TASK BRIEF: Leaving out all images, write out the records that follow exactly.

--

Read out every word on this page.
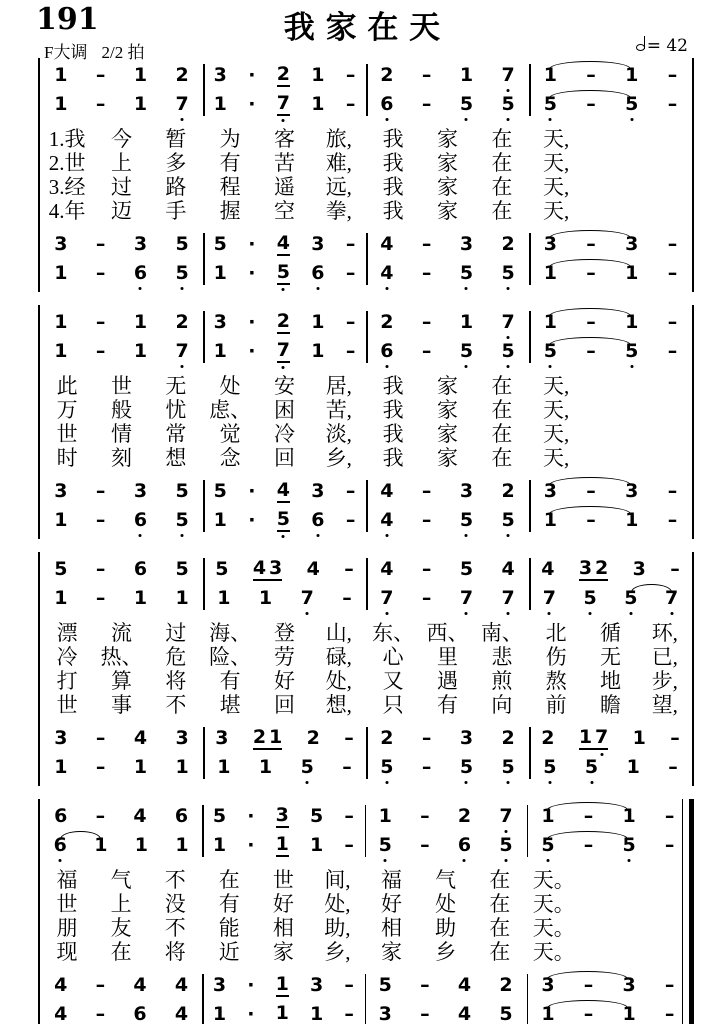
191	我 家 在 天
F大调 2/2 拍	= 42
1 – 1 2 3 · 2 1 – 2 – 1 7 1 – 1 –
1 – 1 7 1 · 7 1 – 6 – 5 5 5 – 5 –
1.我	今	暂	为	客	旅,	我	家	在	天,
2.世	上	多	有	苦	难,	我	家	在	天,
3.经	过	路	程	遥	远,	我	家	在	天,
4.年	迈	手	握	空	拳,	我	家	在	天,
3 – 3 5 5 · 4 3 – 4 – 3 2 3 – 3 –
1 – 6 5 1 · 5 6 – 4 – 5 5 1 – 1 –
1 – 1 2 3 · 2 1 – 2 – 1 7 1 – 1 –
1 – 1 7 1 · 7 1 – 6 – 5 5 5 – 5 –
此	世	无	处	安	居,	我	家	在	天,
万	般	忧	虑、	困	苦,	我	家	在	天,
世	情	常	觉	冷	淡,	我	家	在	天,
时	刻	想	念	回	乡,	我	家	在	天,
3 – 3 5 5 · 4 3 – 4 – 3 2 3 – 3 –
1 – 6 5 1 · 5 6 – 4 – 5 5 1 – 1 –
5 – 6 5 5 4 3 4 – 4 – 5 4 4 3 2 3 –
1 – 1 1 1 1 7 – 7 – 7 7 7 5 5 7
漂	流	过	海、	登	山, 东、 西、 南、	北	循	环,
冷	热、	危	险、	劳	碌,	心	里	悲	伤	无	已,
打	算	将	有	好	处,	又	遇	煎	熬	地	步,
世	事	不	堪	回	想,	只	有	向	前	瞻	望,
3 – 4 3 3 2 1 2 – 2 – 3 2 2 1 7 1 –
1 – 1 1 1 1 5 – 5 – 5 5 5 5 1 –
6 – 4 6 5 · 3 5 – 1 – 2 7 1 – 1 –
6 1 1 1 1 · 1 1 – 5 – 6 5 5 – 5 –
福	气	不	在	世	间,	福	气	在	天。
世	上	没	有	好	处,	好	处	在	天。
朋	友	不	能	相	助,	相	助	在	天。
现	在	将	近	家	乡,	家	乡	在	天。
4 – 4 4 3 · 1 3 – 5 – 4 2 3 – 3 –
4 – 6 4 1 · 1 1 – 3 – 4 5 1 – 1 –
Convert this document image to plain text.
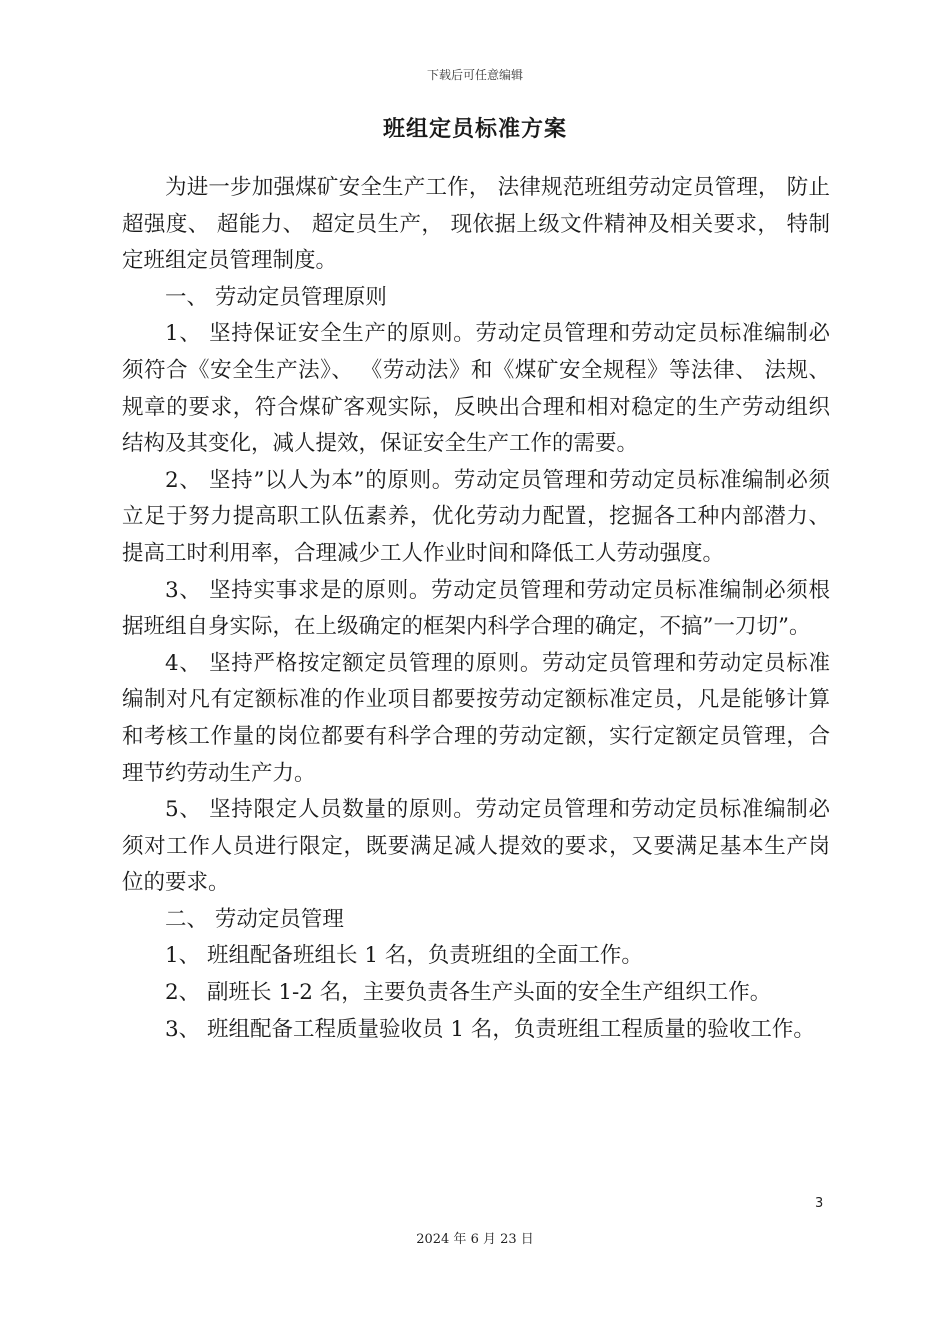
下载后可任意编辑
班组定员标准方案

为进一步加强煤矿安全生产工作， 法律规范班组劳动定员管理， 防止超强度、 超能力、 超定员生产， 现依据上级文件精神及相关要求， 特制定班组定员管理制度。

一、 劳动定员管理原则

1、 坚持保证安全生产的原则。劳动定员管理和劳动定员标准编制必须符合《安全生产法》、 《劳动法》和《煤矿安全规程》等法律、 法规、 规章的要求，符合煤矿客观实际，反映出合理和相对稳定的生产劳动组织结构及其变化，减人提效，保证安全生产工作的需要。

2、 坚持”以人为本”的原则。劳动定员管理和劳动定员标准编制必须立足于努力提高职工队伍素养，优化劳动力配置，挖掘各工种内部潜力、 提高工时利用率，合理减少工人作业时间和降低工人劳动强度。

3、 坚持实事求是的原则。劳动定员管理和劳动定员标准编制必须根据班组自身实际，在上级确定的框架内科学合理的确定，不搞”一刀切”。

4、 坚持严格按定额定员管理的原则。劳动定员管理和劳动定员标准编制对凡有定额标准的作业项目都要按劳动定额标准定员，凡是能够计算和考核工作量的岗位都要有科学合理的劳动定额，实行定额定员管理，合理节约劳动生产力。

5、 坚持限定人员数量的原则。劳动定员管理和劳动定员标准编制必须对工作人员进行限定，既要满足减人提效的要求，又要满足基本生产岗位的要求。

二、 劳动定员管理

1、 班组配备班组长 1 名，负责班组的全面工作。

2、 副班长 1-2 名，主要负责各生产头面的安全生产组织工作。

3、 班组配备工程质量验收员 1 名，负责班组工程质量的验收工作。

3
2024 年 6 月 23 日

--

SOLUTION:
Read out every word on this page.
191	我 家 在 天
F大调 2/2 拍	= 42
1 – 1 2 3 · 2 1 – 2 – 1 7 1 – 1 –
1 – 1 7 1 · 7 1 – 6 – 5 5 5 – 5 –
1.我	今	暂	为	客	旅,	我	家	在	天,
2.世	上	多	有	苦	难,	我	家	在	天,
3.经	过	路	程	遥	远,	我	家	在	天,
4.年	迈	手	握	空	拳,	我	家	在	天,
3 – 3 5 5 · 4 3 – 4 – 3 2 3 – 3 –
1 – 6 5 1 · 5 6 – 4 – 5 5 1 – 1 –
1 – 1 2 3 · 2 1 – 2 – 1 7 1 – 1 –
1 – 1 7 1 · 7 1 – 6 – 5 5 5 – 5 –
此	世	无	处	安	居,	我	家	在	天,
万	般	忧	虑、	困	苦,	我	家	在	天,
世	情	常	觉	冷	淡,	我	家	在	天,
时	刻	想	念	回	乡,	我	家	在	天,
3 – 3 5 5 · 4 3 – 4 – 3 2 3 – 3 –
1 – 6 5 1 · 5 6 – 4 – 5 5 1 – 1 –
5 – 6 5 5 4 3 4 – 4 – 5 4 4 3 2 3 –
1 – 1 1 1 1 7 – 7 – 7 7 7 5 5 7
漂	流	过	海、	登	山, 东、 西、 南、	北	循	环,
冷	热、	危	险、	劳	碌,	心	里	悲	伤	无	已,
打	算	将	有	好	处,	又	遇	煎	熬	地	步,
世	事	不	堪	回	想,	只	有	向	前	瞻	望,
3 – 4 3 3 2 1 2 – 2 – 3 2 2 1 7 1 –
1 – 1 1 1 1 5 – 5 – 5 5 5 5 1 –
6 – 4 6 5 · 3 5 – 1 – 2 7 1 – 1 –
6 1 1 1 1 · 1 1 – 5 – 6 5 5 – 5 –
福	气	不	在	世	间,	福	气	在	天。
世	上	没	有	好	处,	好	处	在	天。
朋	友	不	能	相	助,	相	助	在	天。
现	在	将	近	家	乡,	家	乡	在	天。
4 – 4 4 3 · 1 3 – 5 – 4 2 3 – 3 –
4 – 6 4 1 · 1 1 – 3 – 4 5 1 – 1 –
Convert this document image to plain text.
下载后可任意编辑
班组定员标准方案

为进一步加强煤矿安全生产工作， 法律规范班组劳动定员管理， 防止超强度、 超能力、 超定员生产， 现依据上级文件精神及相关要求， 特制定班组定员管理制度。

一、 劳动定员管理原则

1、 坚持保证安全生产的原则。劳动定员管理和劳动定员标准编制必须符合《安全生产法》、 《劳动法》和《煤矿安全规程》等法律、 法规、 规章的要求，符合煤矿客观实际，反映出合理和相对稳定的生产劳动组织结构及其变化，减人提效，保证安全生产工作的需要。

2、 坚持”以人为本”的原则。劳动定员管理和劳动定员标准编制必须立足于努力提高职工队伍素养，优化劳动力配置，挖掘各工种内部潜力、 提高工时利用率，合理减少工人作业时间和降低工人劳动强度。

3、 坚持实事求是的原则。劳动定员管理和劳动定员标准编制必须根据班组自身实际，在上级确定的框架内科学合理的确定，不搞”一刀切”。

4、 坚持严格按定额定员管理的原则。劳动定员管理和劳动定员标准编制对凡有定额标准的作业项目都要按劳动定额标准定员，凡是能够计算和考核工作量的岗位都要有科学合理的劳动定额，实行定额定员管理，合理节约劳动生产力。

5、 坚持限定人员数量的原则。劳动定员管理和劳动定员标准编制必须对工作人员进行限定，既要满足减人提效的要求，又要满足基本生产岗位的要求。

二、 劳动定员管理

1、 班组配备班组长 1 名，负责班组的全面工作。

2、 副班长 1-2 名，主要负责各生产头面的安全生产组织工作。

3、 班组配备工程质量验收员 1 名，负责班组工程质量的验收工作。

3
2024 年 6 月 23 日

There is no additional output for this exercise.